:: RECORDS TO USE ::
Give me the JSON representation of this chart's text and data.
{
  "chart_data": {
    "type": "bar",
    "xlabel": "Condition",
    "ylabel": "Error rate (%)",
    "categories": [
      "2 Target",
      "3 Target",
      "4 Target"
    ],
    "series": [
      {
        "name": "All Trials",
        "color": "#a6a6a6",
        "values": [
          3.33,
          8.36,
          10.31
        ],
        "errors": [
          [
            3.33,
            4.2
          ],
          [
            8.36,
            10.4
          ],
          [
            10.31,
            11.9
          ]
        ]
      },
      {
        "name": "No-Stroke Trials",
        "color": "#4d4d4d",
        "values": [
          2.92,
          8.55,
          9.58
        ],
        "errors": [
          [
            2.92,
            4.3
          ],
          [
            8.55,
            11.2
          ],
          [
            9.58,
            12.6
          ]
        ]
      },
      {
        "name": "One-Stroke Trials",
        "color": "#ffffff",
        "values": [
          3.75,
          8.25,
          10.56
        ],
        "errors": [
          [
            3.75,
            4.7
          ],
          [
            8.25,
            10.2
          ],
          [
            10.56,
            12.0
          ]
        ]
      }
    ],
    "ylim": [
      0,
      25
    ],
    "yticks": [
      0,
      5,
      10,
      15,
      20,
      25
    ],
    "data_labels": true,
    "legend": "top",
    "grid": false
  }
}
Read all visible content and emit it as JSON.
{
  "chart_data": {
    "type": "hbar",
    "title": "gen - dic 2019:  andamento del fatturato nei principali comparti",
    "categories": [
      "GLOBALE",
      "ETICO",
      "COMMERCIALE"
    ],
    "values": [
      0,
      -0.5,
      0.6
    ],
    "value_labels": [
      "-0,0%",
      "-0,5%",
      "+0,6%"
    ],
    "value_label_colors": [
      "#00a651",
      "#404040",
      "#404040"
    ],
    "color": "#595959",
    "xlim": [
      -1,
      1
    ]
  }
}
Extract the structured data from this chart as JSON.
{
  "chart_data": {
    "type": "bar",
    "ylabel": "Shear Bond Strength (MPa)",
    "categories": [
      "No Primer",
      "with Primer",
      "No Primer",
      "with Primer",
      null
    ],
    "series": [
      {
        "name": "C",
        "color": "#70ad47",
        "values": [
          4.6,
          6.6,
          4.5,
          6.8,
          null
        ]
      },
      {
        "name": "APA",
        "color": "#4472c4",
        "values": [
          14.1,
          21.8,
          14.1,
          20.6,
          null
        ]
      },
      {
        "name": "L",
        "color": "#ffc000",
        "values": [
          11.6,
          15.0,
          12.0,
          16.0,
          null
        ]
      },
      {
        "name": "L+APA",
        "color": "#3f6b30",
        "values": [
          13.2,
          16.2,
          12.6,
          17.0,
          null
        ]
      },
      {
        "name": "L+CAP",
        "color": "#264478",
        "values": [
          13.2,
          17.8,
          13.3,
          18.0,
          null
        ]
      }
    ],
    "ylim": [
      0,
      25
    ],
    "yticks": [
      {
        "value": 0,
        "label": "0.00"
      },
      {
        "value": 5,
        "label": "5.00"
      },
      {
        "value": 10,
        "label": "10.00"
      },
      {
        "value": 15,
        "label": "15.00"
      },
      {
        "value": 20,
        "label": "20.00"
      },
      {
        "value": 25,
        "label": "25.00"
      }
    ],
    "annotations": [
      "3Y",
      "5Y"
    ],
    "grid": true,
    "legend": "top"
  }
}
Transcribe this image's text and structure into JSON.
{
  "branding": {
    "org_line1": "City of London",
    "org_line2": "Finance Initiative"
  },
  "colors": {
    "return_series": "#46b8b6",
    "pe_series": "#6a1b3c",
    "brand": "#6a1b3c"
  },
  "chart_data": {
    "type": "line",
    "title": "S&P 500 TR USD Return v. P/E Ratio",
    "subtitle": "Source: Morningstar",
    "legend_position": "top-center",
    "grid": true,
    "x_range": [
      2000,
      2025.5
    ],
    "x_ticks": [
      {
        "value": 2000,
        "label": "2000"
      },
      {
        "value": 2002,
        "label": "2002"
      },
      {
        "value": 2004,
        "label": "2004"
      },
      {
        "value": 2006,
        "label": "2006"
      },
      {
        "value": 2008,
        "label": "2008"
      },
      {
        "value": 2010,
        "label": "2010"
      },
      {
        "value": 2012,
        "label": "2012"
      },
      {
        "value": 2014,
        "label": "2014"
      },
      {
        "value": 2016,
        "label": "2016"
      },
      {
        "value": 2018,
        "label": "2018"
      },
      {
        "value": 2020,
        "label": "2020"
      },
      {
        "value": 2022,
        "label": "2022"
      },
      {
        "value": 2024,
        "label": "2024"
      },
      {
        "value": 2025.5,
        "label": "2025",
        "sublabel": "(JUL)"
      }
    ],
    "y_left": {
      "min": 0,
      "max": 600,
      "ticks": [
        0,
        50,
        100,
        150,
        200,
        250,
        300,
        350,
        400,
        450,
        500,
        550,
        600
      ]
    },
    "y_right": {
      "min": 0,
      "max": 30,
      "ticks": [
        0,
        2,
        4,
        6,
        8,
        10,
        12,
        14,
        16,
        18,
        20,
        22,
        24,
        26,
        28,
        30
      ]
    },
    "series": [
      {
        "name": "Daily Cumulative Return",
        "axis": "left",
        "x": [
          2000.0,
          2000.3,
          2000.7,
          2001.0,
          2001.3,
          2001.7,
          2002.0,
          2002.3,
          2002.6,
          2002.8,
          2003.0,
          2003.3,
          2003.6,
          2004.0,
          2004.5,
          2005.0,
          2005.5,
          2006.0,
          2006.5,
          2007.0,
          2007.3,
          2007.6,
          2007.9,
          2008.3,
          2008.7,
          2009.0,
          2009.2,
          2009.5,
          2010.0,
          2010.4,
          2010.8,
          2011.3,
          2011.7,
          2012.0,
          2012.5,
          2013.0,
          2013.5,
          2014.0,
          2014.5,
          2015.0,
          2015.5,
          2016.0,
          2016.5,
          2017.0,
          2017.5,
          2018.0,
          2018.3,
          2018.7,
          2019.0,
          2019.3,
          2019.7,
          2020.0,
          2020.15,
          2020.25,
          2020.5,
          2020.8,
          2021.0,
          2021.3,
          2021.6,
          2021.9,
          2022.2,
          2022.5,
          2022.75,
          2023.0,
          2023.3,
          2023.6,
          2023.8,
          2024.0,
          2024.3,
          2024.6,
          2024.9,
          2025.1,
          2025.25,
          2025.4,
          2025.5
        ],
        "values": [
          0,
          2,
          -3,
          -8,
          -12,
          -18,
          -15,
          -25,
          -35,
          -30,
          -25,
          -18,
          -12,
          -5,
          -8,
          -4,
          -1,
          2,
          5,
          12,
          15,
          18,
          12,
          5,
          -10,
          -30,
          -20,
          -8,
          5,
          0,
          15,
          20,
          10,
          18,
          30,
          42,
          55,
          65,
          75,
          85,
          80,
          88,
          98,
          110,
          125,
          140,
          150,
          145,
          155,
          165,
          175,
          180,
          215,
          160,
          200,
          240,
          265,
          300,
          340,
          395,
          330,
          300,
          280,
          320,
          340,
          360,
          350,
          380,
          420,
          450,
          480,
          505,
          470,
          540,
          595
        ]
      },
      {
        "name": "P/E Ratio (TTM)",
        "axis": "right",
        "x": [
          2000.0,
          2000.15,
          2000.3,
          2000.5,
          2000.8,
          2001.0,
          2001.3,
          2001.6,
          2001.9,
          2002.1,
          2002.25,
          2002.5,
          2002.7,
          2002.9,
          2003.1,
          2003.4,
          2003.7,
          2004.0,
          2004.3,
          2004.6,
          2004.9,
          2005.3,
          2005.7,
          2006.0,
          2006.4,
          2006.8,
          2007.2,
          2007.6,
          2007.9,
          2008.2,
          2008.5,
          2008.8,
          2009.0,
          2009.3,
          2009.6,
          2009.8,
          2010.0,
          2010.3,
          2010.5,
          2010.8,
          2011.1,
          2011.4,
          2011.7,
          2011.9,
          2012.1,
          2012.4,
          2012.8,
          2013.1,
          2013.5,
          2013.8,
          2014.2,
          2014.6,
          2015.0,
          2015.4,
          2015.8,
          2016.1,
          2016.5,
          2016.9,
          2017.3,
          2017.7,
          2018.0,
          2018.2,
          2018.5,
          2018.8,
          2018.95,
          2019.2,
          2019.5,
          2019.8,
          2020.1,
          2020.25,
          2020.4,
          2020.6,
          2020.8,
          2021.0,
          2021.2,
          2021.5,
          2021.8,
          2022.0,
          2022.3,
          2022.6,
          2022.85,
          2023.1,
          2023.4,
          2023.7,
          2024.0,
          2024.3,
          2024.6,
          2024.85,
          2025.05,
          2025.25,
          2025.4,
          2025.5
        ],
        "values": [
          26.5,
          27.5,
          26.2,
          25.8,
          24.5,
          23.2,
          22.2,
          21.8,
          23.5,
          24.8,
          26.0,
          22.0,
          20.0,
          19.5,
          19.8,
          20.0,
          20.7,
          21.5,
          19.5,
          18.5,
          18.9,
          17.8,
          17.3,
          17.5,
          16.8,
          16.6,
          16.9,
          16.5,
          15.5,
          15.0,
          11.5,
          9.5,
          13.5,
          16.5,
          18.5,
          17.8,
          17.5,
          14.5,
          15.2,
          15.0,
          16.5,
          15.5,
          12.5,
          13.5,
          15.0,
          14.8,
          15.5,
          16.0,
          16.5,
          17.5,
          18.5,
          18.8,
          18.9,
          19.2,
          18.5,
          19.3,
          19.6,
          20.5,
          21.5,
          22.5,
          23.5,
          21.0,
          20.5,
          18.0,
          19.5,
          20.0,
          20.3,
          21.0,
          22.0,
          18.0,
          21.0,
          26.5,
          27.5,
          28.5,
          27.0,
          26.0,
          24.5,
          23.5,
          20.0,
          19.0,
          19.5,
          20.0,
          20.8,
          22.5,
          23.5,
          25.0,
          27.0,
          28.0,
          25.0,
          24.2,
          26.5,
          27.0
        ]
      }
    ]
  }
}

:: GIVEN EXERCISE ::
Pick every line with "this" in it and copy it.

:: TASK RESULT ::
Give me the JSON representation of this chart's text and data.
Extract the structured data from this chart as JSON.
Transcribe this image's text and structure into JSON.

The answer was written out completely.